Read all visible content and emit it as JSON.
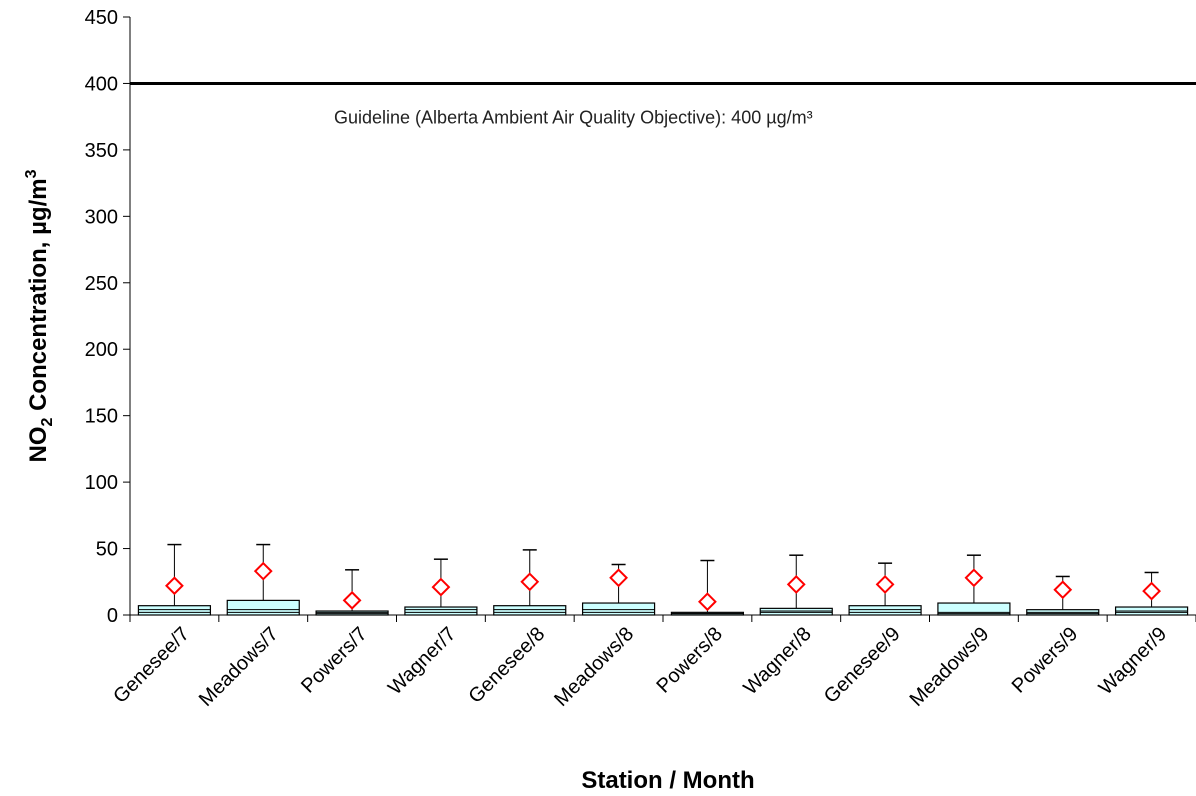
{
  "chart_data": {
    "type": "box",
    "xlabel": "Station / Month",
    "ylabel_main": "NO",
    "ylabel_sub": "2",
    "ylabel_rest": " Concentration, µg/m",
    "ylabel_sup": "3",
    "ylim": [
      0,
      450
    ],
    "yticks": [
      0,
      50,
      100,
      150,
      200,
      250,
      300,
      350,
      400,
      450
    ],
    "grid": false,
    "guideline": {
      "value": 400,
      "label": "Guideline (Alberta Ambient Air Quality Objective): 400 µg/m³"
    },
    "categories": [
      "Genesee/7",
      "Meadows/7",
      "Powers/7",
      "Wagner/7",
      "Genesee/8",
      "Meadows/8",
      "Powers/8",
      "Wagner/8",
      "Genesee/9",
      "Meadows/9",
      "Powers/9",
      "Wagner/9"
    ],
    "boxes": [
      {
        "whisker_low": 0,
        "q1": 2,
        "median": 4,
        "q3": 7,
        "whisker_high": 53,
        "max_marker": 22
      },
      {
        "whisker_low": 0,
        "q1": 2,
        "median": 4,
        "q3": 11,
        "whisker_high": 53,
        "max_marker": 33
      },
      {
        "whisker_low": 0,
        "q1": 1,
        "median": 2,
        "q3": 3,
        "whisker_high": 34,
        "max_marker": 11
      },
      {
        "whisker_low": 0,
        "q1": 2,
        "median": 4,
        "q3": 6,
        "whisker_high": 42,
        "max_marker": 21
      },
      {
        "whisker_low": 0,
        "q1": 2,
        "median": 4,
        "q3": 7,
        "whisker_high": 49,
        "max_marker": 25
      },
      {
        "whisker_low": 0,
        "q1": 2,
        "median": 4,
        "q3": 9,
        "whisker_high": 38,
        "max_marker": 28
      },
      {
        "whisker_low": 0,
        "q1": 1,
        "median": 1,
        "q3": 2,
        "whisker_high": 41,
        "max_marker": 10
      },
      {
        "whisker_low": 0,
        "q1": 2,
        "median": 3,
        "q3": 5,
        "whisker_high": 45,
        "max_marker": 23
      },
      {
        "whisker_low": 0,
        "q1": 2,
        "median": 4,
        "q3": 7,
        "whisker_high": 39,
        "max_marker": 23
      },
      {
        "whisker_low": 0,
        "q1": 1,
        "median": 2,
        "q3": 9,
        "whisker_high": 45,
        "max_marker": 28
      },
      {
        "whisker_low": 0,
        "q1": 1,
        "median": 2,
        "q3": 4,
        "whisker_high": 29,
        "max_marker": 19
      },
      {
        "whisker_low": 0,
        "q1": 2,
        "median": 3,
        "q3": 6,
        "whisker_high": 32,
        "max_marker": 18
      }
    ],
    "colors": {
      "box_fill": "#ccffff",
      "box_stroke": "#000000",
      "marker": "#ff0000",
      "guideline": "#000000"
    }
  }
}
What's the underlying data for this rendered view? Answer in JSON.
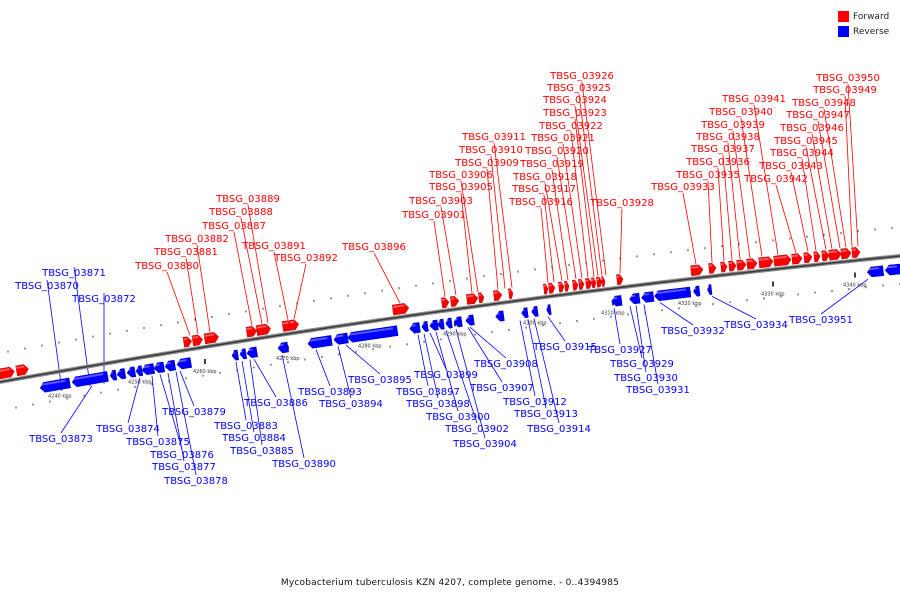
{
  "legend": {
    "forward": {
      "label": "Forward",
      "color": "#ff0000"
    },
    "reverse": {
      "label": "Reverse",
      "color": "#0000ff"
    }
  },
  "caption": "Mycobacterium tuberculosis KZN 4207, complete genome. - 0..4394985",
  "axis_ticks": [
    "4240 kbp",
    "4250 kbp",
    "4260 kbp",
    "4270 kbp",
    "4280 kbp",
    "4290 kbp",
    "4300 kbp",
    "4310 kbp",
    "4320 kbp",
    "4330 kbp",
    "4340 kbp"
  ],
  "forward_genes": [
    "TBSG_03880",
    "TBSG_03881",
    "TBSG_03882",
    "TBSG_03887",
    "TBSG_03888",
    "TBSG_03889",
    "TBSG_03891",
    "TBSG_03892",
    "TBSG_03896",
    "TBSG_03901",
    "TBSG_03903",
    "TBSG_03905",
    "TBSG_03906",
    "TBSG_03909",
    "TBSG_03910",
    "TBSG_03911",
    "TBSG_03916",
    "TBSG_03917",
    "TBSG_03918",
    "TBSG_03919",
    "TBSG_03920",
    "TBSG_03921",
    "TBSG_03922",
    "TBSG_03923",
    "TBSG_03924",
    "TBSG_03925",
    "TBSG_03926",
    "TBSG_03928",
    "TBSG_03933",
    "TBSG_03935",
    "TBSG_03936",
    "TBSG_03937",
    "TBSG_03938",
    "TBSG_03939",
    "TBSG_03940",
    "TBSG_03941",
    "TBSG_03942",
    "TBSG_03943",
    "TBSG_03944",
    "TBSG_03945",
    "TBSG_03946",
    "TBSG_03947",
    "TBSG_03948",
    "TBSG_03949",
    "TBSG_03950"
  ],
  "reverse_genes": [
    "TBSG_03870",
    "TBSG_03871",
    "TBSG_03872",
    "TBSG_03873",
    "TBSG_03874",
    "TBSG_03875",
    "TBSG_03876",
    "TBSG_03877",
    "TBSG_03878",
    "TBSG_03879",
    "TBSG_03883",
    "TBSG_03884",
    "TBSG_03885",
    "TBSG_03886",
    "TBSG_03890",
    "TBSG_03893",
    "TBSG_03894",
    "TBSG_03895",
    "TBSG_03897",
    "TBSG_03898",
    "TBSG_03899",
    "TBSG_03900",
    "TBSG_03902",
    "TBSG_03904",
    "TBSG_03907",
    "TBSG_03908",
    "TBSG_03912",
    "TBSG_03913",
    "TBSG_03914",
    "TBSG_03915",
    "TBSG_03927",
    "TBSG_03929",
    "TBSG_03930",
    "TBSG_03931",
    "TBSG_03932",
    "TBSG_03934",
    "TBSG_03951"
  ]
}
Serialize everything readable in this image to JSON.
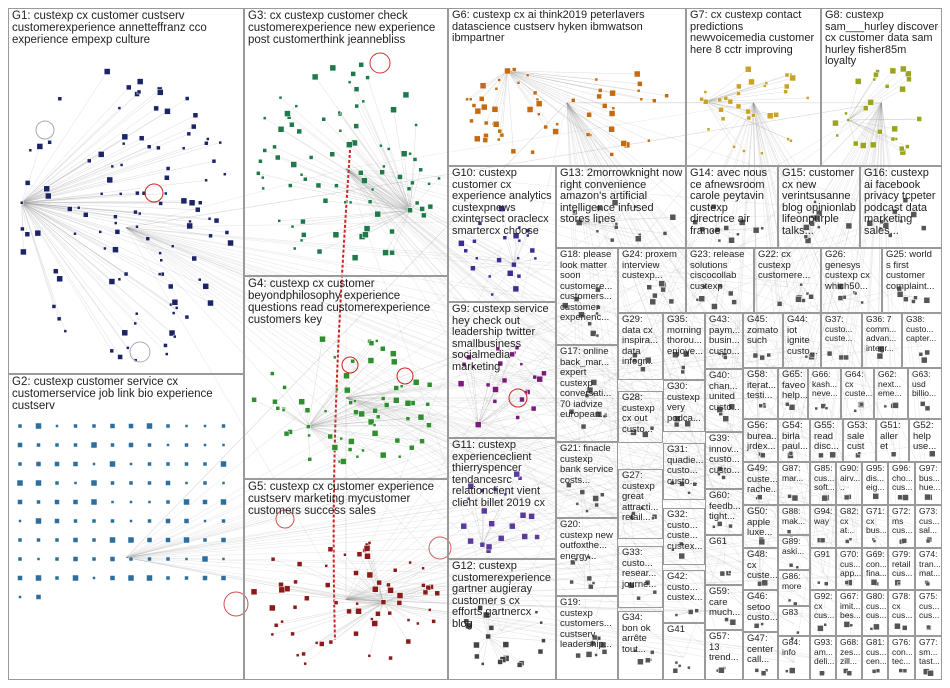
{
  "groups": [
    {
      "id": "G1",
      "label": "G1: custexp cx customer custserv customerexperience annetteffranz cco experience empexp culture",
      "color": "#1b2466"
    },
    {
      "id": "G2",
      "label": "G2: custexp customer service cx customerservice job link bio experience custserv",
      "color": "#2a6f9e"
    },
    {
      "id": "G3",
      "label": "G3: cx custexp customer check customerexperience new experience post customerthink jeannebliss",
      "color": "#1f7a4a"
    },
    {
      "id": "G4",
      "label": "G4: custexp cx customer beyondphilosophy experience questions read customerexperience customers key",
      "color": "#2f8f2f"
    },
    {
      "id": "G5",
      "label": "G5: custexp cx customer experience custserv marketing mycustomer customers success sales",
      "color": "#8b1a1a"
    },
    {
      "id": "G6",
      "label": "G6: custexp cx ai think2019 peterlavers datascience custserv hyken ibmwatson ibmpartner",
      "color": "#c46a12"
    },
    {
      "id": "G7",
      "label": "G7: cx custexp contact predictions newvoicemedia customer here 8 cctr improving",
      "color": "#c9a227"
    },
    {
      "id": "G8",
      "label": "G8: custexp sam___hurley discover cx customer data sam hurley fisher85m loyalty",
      "color": "#9aa51c"
    },
    {
      "id": "G9",
      "label": "G9: custexp service hey check out leadership twitter smallbusiness socialmedia marketing",
      "color": "#7a1a7a"
    },
    {
      "id": "G10",
      "label": "G10: custexp customer cx experience analytics custexpnews cxintersect oraclecx smartercx choose",
      "color": "#3a2f8f"
    },
    {
      "id": "G11",
      "label": "G11: custexp experienceclient thierryspencer tendancesrc relationclient vient client billet 2019 cx",
      "color": "#5a3a9a"
    },
    {
      "id": "G12",
      "label": "G12: custexp customerexperience gartner augieray customer s cx efforts gartnercx blog",
      "color": "#444444"
    },
    {
      "id": "G13",
      "label": "G13: 2morrowknight now right convenience amazon's artificial intelligence infused stores lines",
      "color": "#555555"
    },
    {
      "id": "G14",
      "label": "G14: avec nous ce afnewsroom carole peytavin custexp directrice air france",
      "color": "#555555"
    },
    {
      "id": "G15",
      "label": "G15: customer cx new verintsusanne blog opinionlab lifeonpurple talks...",
      "color": "#555555"
    },
    {
      "id": "G16",
      "label": "G16: custexp ai facebook privacy tcpeter podcast data marketing sales...",
      "color": "#555555"
    },
    {
      "id": "G17",
      "label": "G17: online back_mar... expert custexp conversati... 70 iadvize european...",
      "color": "#555555"
    },
    {
      "id": "G18",
      "label": "G18: please look matter soon customere... customers... customer experienc...",
      "color": "#555555"
    },
    {
      "id": "G19",
      "label": "G19: custexp customers... custserv leadership...",
      "color": "#555555"
    },
    {
      "id": "G20",
      "label": "G20: custexp new outfoxthe... energy...",
      "color": "#555555"
    },
    {
      "id": "G21",
      "label": "G21: finacle custexp bank service costs...",
      "color": "#555555"
    },
    {
      "id": "G22",
      "label": "G22: cx custexp customere...",
      "color": "#555555"
    },
    {
      "id": "G23",
      "label": "G23: release solutions ciscocollab custexp",
      "color": "#555555"
    },
    {
      "id": "G24",
      "label": "G24: proxem interview custexp...",
      "color": "#555555"
    },
    {
      "id": "G25",
      "label": "G25: world s first customer complaint...",
      "color": "#555555"
    },
    {
      "id": "G26",
      "label": "G26: genesys custexp cx which50...",
      "color": "#555555"
    },
    {
      "id": "G27",
      "label": "G27: custexp great attracti... retail...",
      "color": "#555555"
    },
    {
      "id": "G28",
      "label": "G28: custexp cx out custo...",
      "color": "#555555"
    },
    {
      "id": "G29",
      "label": "G29: data cx inspira... data infogr...",
      "color": "#555555"
    },
    {
      "id": "G30",
      "label": "G30: custexp very podca...",
      "color": "#555555"
    },
    {
      "id": "G31",
      "label": "G31: quadie... custo... custo...",
      "color": "#555555"
    },
    {
      "id": "G32",
      "label": "G32: custo... custe... custex...",
      "color": "#555555"
    },
    {
      "id": "G33",
      "label": "G33: custo... resear... journe...",
      "color": "#555555"
    },
    {
      "id": "G34",
      "label": "G34: bon ok arrête tout...",
      "color": "#555555"
    },
    {
      "id": "G35",
      "label": "G35: morning thorou... enjoye...",
      "color": "#555555"
    },
    {
      "id": "G36",
      "label": "G36: 7 comm... advan... integr...",
      "color": "#555555"
    },
    {
      "id": "G37",
      "label": "G37: custo... custe...",
      "color": "#555555"
    },
    {
      "id": "G38",
      "label": "G38: custo... capter...",
      "color": "#555555"
    },
    {
      "id": "G39",
      "label": "G39: innov... custo... custo...",
      "color": "#555555"
    },
    {
      "id": "G40",
      "label": "G40: chan... united custo...",
      "color": "#555555"
    },
    {
      "id": "G41",
      "label": "G41",
      "color": "#555555"
    },
    {
      "id": "G42",
      "label": "G42: custo... custex...",
      "color": "#555555"
    },
    {
      "id": "G43",
      "label": "G43: paym... busin... custo...",
      "color": "#555555"
    },
    {
      "id": "G44",
      "label": "G44: iot ignite custo...",
      "color": "#555555"
    },
    {
      "id": "G45",
      "label": "G45: zomato such",
      "color": "#555555"
    },
    {
      "id": "G46",
      "label": "G46: setoo custo...",
      "color": "#555555"
    },
    {
      "id": "G47",
      "label": "G47: center call...",
      "color": "#555555"
    },
    {
      "id": "G48",
      "label": "G48: cx custe...",
      "color": "#555555"
    },
    {
      "id": "G49",
      "label": "G49: custe... rache...",
      "color": "#555555"
    },
    {
      "id": "G50",
      "label": "G50: apple luxe...",
      "color": "#555555"
    },
    {
      "id": "G51",
      "label": "G51: aller et",
      "color": "#555555"
    },
    {
      "id": "G52",
      "label": "G52: help use...",
      "color": "#555555"
    },
    {
      "id": "G53",
      "label": "G53: sale cust",
      "color": "#555555"
    },
    {
      "id": "G54",
      "label": "G54: birla paul...",
      "color": "#555555"
    },
    {
      "id": "G55",
      "label": "G55: read disc...",
      "color": "#555555"
    },
    {
      "id": "G56",
      "label": "G56: burea... jrdex...",
      "color": "#555555"
    },
    {
      "id": "G57",
      "label": "G57: 13 trend...",
      "color": "#555555"
    },
    {
      "id": "G58",
      "label": "G58: iterat... testi...",
      "color": "#555555"
    },
    {
      "id": "G59",
      "label": "G59: care much...",
      "color": "#555555"
    },
    {
      "id": "G60",
      "label": "G60: feedb... tight...",
      "color": "#555555"
    },
    {
      "id": "G61",
      "label": "G61",
      "color": "#555555"
    },
    {
      "id": "G62",
      "label": "G62: next... eme...",
      "color": "#555555"
    },
    {
      "id": "G63",
      "label": "G63: usd billio...",
      "color": "#555555"
    },
    {
      "id": "G64",
      "label": "G64: cx custe...",
      "color": "#555555"
    },
    {
      "id": "G65",
      "label": "G65: faveo help...",
      "color": "#555555"
    },
    {
      "id": "G66",
      "label": "G66: kash... neve...",
      "color": "#555555"
    },
    {
      "id": "G67",
      "label": "G67: imit... bes...",
      "color": "#555555"
    },
    {
      "id": "G68",
      "label": "G68: zes... zill...",
      "color": "#555555"
    },
    {
      "id": "G69",
      "label": "G69: con... fina...",
      "color": "#555555"
    },
    {
      "id": "G70",
      "label": "G70: cus... app...",
      "color": "#555555"
    },
    {
      "id": "G71",
      "label": "G71: cx bus...",
      "color": "#555555"
    },
    {
      "id": "G72",
      "label": "G72: ms cus...",
      "color": "#555555"
    },
    {
      "id": "G73",
      "label": "G73: cus... sal...",
      "color": "#555555"
    },
    {
      "id": "G74",
      "label": "G74: tran... mat...",
      "color": "#555555"
    },
    {
      "id": "G75",
      "label": "G75: cus... cus...",
      "color": "#555555"
    },
    {
      "id": "G76",
      "label": "G76: con... tec...",
      "color": "#555555"
    },
    {
      "id": "G77",
      "label": "G77: sm... tast...",
      "color": "#555555"
    },
    {
      "id": "G78",
      "label": "G78: cx cus...",
      "color": "#555555"
    },
    {
      "id": "G79",
      "label": "G79: retail cus...",
      "color": "#555555"
    },
    {
      "id": "G80",
      "label": "G80: cus... cus...",
      "color": "#555555"
    },
    {
      "id": "G81",
      "label": "G81: cus... cen...",
      "color": "#555555"
    },
    {
      "id": "G82",
      "label": "G82: cx at...",
      "color": "#555555"
    },
    {
      "id": "G83",
      "label": "G83",
      "color": "#555555"
    },
    {
      "id": "G84",
      "label": "G84: info",
      "color": "#555555"
    },
    {
      "id": "G85",
      "label": "G85: cus... soft...",
      "color": "#555555"
    },
    {
      "id": "G86",
      "label": "G86: more",
      "color": "#555555"
    },
    {
      "id": "G87",
      "label": "G87: mar...",
      "color": "#555555"
    },
    {
      "id": "G88",
      "label": "G88: mak...",
      "color": "#555555"
    },
    {
      "id": "G89",
      "label": "G89: aski...",
      "color": "#555555"
    },
    {
      "id": "G90",
      "label": "G90: airv... ..",
      "color": "#555555"
    },
    {
      "id": "G91",
      "label": "G91",
      "color": "#555555"
    },
    {
      "id": "G92",
      "label": "G92: cx cus...",
      "color": "#555555"
    },
    {
      "id": "G93",
      "label": "G93: am... deli...",
      "color": "#555555"
    },
    {
      "id": "G94",
      "label": "G94: way",
      "color": "#555555"
    },
    {
      "id": "G95",
      "label": "G95: dis... eig...",
      "color": "#555555"
    },
    {
      "id": "G96",
      "label": "G96: cho... cus...",
      "color": "#555555"
    },
    {
      "id": "G97",
      "label": "G97: bus... hue...",
      "color": "#555555"
    }
  ]
}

------------------------

- [REQUIRED WORK] If a line contains the string "JSON", include it in the tally; report the final tally for the whole listing and nothing else.

- [RESPONSE FOR THIS EXERCISE] 3